#### Records for the exercise:
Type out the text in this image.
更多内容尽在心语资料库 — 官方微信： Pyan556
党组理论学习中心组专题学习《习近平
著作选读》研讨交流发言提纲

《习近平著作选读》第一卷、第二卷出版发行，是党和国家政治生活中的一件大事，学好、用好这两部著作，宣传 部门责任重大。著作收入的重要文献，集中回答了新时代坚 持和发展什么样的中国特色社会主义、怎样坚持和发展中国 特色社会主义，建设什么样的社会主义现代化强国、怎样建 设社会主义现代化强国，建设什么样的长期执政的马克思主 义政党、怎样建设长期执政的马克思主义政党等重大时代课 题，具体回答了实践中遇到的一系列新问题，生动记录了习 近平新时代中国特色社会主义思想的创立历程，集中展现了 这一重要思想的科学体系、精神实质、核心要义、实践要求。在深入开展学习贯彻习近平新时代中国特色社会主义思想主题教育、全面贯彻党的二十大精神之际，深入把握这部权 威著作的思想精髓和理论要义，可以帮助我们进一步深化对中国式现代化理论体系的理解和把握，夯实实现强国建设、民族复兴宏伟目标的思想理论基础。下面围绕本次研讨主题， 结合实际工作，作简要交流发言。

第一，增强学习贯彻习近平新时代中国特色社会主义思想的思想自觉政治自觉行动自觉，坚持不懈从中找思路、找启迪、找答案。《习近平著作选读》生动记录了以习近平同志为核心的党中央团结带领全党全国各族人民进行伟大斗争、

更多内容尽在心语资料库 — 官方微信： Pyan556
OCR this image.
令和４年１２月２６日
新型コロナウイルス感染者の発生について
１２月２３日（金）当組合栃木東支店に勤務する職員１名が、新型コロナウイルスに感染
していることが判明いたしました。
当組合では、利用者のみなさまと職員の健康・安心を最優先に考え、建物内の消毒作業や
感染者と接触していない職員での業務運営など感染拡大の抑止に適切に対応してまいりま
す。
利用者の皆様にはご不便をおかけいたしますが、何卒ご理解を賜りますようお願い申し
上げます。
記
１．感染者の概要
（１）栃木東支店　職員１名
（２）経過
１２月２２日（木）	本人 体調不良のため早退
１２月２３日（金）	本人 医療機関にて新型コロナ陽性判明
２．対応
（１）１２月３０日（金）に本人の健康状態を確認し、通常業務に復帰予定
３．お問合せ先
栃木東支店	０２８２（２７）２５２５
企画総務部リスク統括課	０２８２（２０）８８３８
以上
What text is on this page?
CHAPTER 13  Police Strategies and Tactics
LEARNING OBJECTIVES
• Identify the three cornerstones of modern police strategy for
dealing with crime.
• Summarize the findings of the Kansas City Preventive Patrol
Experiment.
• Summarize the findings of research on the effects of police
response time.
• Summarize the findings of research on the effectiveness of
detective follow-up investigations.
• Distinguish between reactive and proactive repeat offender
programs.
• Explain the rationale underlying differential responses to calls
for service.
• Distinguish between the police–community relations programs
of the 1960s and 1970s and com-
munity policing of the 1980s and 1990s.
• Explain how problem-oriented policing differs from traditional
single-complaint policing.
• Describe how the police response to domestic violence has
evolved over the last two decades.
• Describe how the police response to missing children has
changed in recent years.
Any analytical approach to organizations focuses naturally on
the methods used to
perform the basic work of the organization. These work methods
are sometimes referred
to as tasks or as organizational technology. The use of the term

#### Short task:
Gather up the lines that contain the word "Distinguish".

#### Task result:
• Distinguish between reactive and proactive repeat offender
• Distinguish between the police–community relations programs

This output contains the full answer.